- _WHAT THE TASK ASKS_: Please give the listing again, word for word, with nothing left out.

- _MATERIAL FOR THIS EXERCISE_:
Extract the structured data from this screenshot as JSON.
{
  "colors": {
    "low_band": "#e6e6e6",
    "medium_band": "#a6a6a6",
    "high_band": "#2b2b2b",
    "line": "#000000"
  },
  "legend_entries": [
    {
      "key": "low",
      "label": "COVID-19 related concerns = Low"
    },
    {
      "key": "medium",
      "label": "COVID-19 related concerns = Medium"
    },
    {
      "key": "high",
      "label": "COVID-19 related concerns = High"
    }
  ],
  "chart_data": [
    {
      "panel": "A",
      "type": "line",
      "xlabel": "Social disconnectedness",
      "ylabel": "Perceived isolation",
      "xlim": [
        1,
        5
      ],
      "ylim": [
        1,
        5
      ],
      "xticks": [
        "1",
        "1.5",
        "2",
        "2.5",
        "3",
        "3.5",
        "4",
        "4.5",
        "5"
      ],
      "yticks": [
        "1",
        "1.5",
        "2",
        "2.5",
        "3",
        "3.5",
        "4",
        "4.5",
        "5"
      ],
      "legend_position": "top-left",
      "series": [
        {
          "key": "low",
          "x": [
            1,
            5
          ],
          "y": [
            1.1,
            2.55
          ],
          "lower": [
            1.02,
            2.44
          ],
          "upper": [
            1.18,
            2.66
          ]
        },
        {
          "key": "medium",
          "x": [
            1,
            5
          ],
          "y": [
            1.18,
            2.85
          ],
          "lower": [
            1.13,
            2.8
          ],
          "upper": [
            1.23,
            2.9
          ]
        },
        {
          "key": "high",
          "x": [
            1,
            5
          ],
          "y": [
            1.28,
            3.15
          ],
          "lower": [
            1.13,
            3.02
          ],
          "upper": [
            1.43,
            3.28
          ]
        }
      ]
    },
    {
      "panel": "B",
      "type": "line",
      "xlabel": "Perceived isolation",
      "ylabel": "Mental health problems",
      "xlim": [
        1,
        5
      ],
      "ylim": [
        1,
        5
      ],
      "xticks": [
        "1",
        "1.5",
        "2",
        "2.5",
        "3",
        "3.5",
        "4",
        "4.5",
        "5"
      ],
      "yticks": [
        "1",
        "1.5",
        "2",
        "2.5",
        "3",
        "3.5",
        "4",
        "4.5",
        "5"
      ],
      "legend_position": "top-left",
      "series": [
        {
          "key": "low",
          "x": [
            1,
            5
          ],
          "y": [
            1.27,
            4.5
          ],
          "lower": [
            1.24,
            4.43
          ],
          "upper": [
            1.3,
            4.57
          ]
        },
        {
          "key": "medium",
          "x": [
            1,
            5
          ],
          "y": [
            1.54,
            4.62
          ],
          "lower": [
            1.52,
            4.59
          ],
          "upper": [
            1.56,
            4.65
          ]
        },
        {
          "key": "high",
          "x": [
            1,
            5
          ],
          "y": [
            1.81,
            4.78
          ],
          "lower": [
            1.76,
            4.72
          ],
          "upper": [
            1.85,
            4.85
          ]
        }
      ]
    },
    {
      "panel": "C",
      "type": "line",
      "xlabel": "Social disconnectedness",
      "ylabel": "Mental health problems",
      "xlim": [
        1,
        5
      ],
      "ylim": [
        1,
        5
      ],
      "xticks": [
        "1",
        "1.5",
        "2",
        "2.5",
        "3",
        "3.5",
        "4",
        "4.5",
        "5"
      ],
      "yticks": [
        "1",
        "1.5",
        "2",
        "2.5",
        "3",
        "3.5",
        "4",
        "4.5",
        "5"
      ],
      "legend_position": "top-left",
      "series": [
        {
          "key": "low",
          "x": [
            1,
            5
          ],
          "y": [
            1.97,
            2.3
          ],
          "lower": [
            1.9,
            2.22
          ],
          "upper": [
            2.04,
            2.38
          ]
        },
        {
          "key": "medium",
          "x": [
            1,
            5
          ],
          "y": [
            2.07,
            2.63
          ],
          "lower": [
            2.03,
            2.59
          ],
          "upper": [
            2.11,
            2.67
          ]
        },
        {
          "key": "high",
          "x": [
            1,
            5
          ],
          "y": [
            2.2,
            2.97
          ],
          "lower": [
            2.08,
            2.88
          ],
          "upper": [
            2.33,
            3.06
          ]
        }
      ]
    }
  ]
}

- _THE RESPONSE_:
Extract the structured data from this screenshot as JSON.
{
  "colors": {
    "low_band": "#e6e6e6",
    "medium_band": "#a6a6a6",
    "high_band": "#2b2b2b",
    "line": "#000000"
  },
  "legend_entries": [
    {
      "key": "low",
      "label": "COVID-19 related concerns = Low"
    },
    {
      "key": "medium",
      "label": "COVID-19 related concerns = Medium"
    },
    {
      "key": "high",
      "label": "COVID-19 related concerns = High"
    }
  ],
  "chart_data": [
    {
      "panel": "A",
      "type": "line",
      "xlabel": "Social disconnectedness",
      "ylabel": "Perceived isolation",
      "xlim": [
        1,
        5
      ],
      "ylim": [
        1,
        5
      ],
      "xticks": [
        "1",
        "1.5",
        "2",
        "2.5",
        "3",
        "3.5",
        "4",
        "4.5",
        "5"
      ],
      "yticks": [
        "1",
        "1.5",
        "2",
        "2.5",
        "3",
        "3.5",
        "4",
        "4.5",
        "5"
      ],
      "legend_position": "top-left",
      "series": [
        {
          "key": "low",
          "x": [
            1,
            5
          ],
          "y": [
            1.1,
            2.55
          ],
          "lower": [
            1.02,
            2.44
          ],
          "upper": [
            1.18,
            2.66
          ]
        },
        {
          "key": "medium",
          "x": [
            1,
            5
          ],
          "y": [
            1.18,
            2.85
          ],
          "lower": [
            1.13,
            2.8
          ],
          "upper": [
            1.23,
            2.9
          ]
        },
        {
          "key": "high",
          "x": [
            1,
            5
          ],
          "y": [
            1.28,
            3.15
          ],
          "lower": [
            1.13,
            3.02
          ],
          "upper": [
            1.43,
            3.28
          ]
        }
      ]
    },
    {
      "panel": "B",
      "type": "line",
      "xlabel": "Perceived isolation",
      "ylabel": "Mental health problems",
      "xlim": [
        1,
        5
      ],
      "ylim": [
        1,
        5
      ],
      "xticks": [
        "1",
        "1.5",
        "2",
        "2.5",
        "3",
        "3.5",
        "4",
        "4.5",
        "5"
      ],
      "yticks": [
        "1",
        "1.5",
        "2",
        "2.5",
        "3",
        "3.5",
        "4",
        "4.5",
        "5"
      ],
      "legend_position": "top-left",
      "series": [
        {
          "key": "low",
          "x": [
            1,
            5
          ],
          "y": [
            1.27,
            4.5
          ],
          "lower": [
            1.24,
            4.43
          ],
          "upper": [
            1.3,
            4.57
          ]
        },
        {
          "key": "medium",
          "x": [
            1,
            5
          ],
          "y": [
            1.54,
            4.62
          ],
          "lower": [
            1.52,
            4.59
          ],
          "upper": [
            1.56,
            4.65
          ]
        },
        {
          "key": "high",
          "x": [
            1,
            5
          ],
          "y": [
            1.81,
            4.78
          ],
          "lower": [
            1.76,
            4.72
          ],
          "upper": [
            1.85,
            4.85
          ]
        }
      ]
    },
    {
      "panel": "C",
      "type": "line",
      "xlabel": "Social disconnectedness",
      "ylabel": "Mental health problems",
      "xlim": [
        1,
        5
      ],
      "ylim": [
        1,
        5
      ],
      "xticks": [
        "1",
        "1.5",
        "2",
        "2.5",
        "3",
        "3.5",
        "4",
        "4.5",
        "5"
      ],
      "yticks": [
        "1",
        "1.5",
        "2",
        "2.5",
        "3",
        "3.5",
        "4",
        "4.5",
        "5"
      ],
      "legend_position": "top-left",
      "series": [
        {
          "key": "low",
          "x": [
            1,
            5
          ],
          "y": [
            1.97,
            2.3
          ],
          "lower": [
            1.9,
            2.22
          ],
          "upper": [
            2.04,
            2.38
          ]
        },
        {
          "key": "medium",
          "x": [
            1,
            5
          ],
          "y": [
            2.07,
            2.63
          ],
          "lower": [
            2.03,
            2.59
          ],
          "upper": [
            2.11,
            2.67
          ]
        },
        {
          "key": "high",
          "x": [
            1,
            5
          ],
          "y": [
            2.2,
            2.97
          ],
          "lower": [
            2.08,
            2.88
          ],
          "upper": [
            2.33,
            3.06
          ]
        }
      ]
    }
  ]
}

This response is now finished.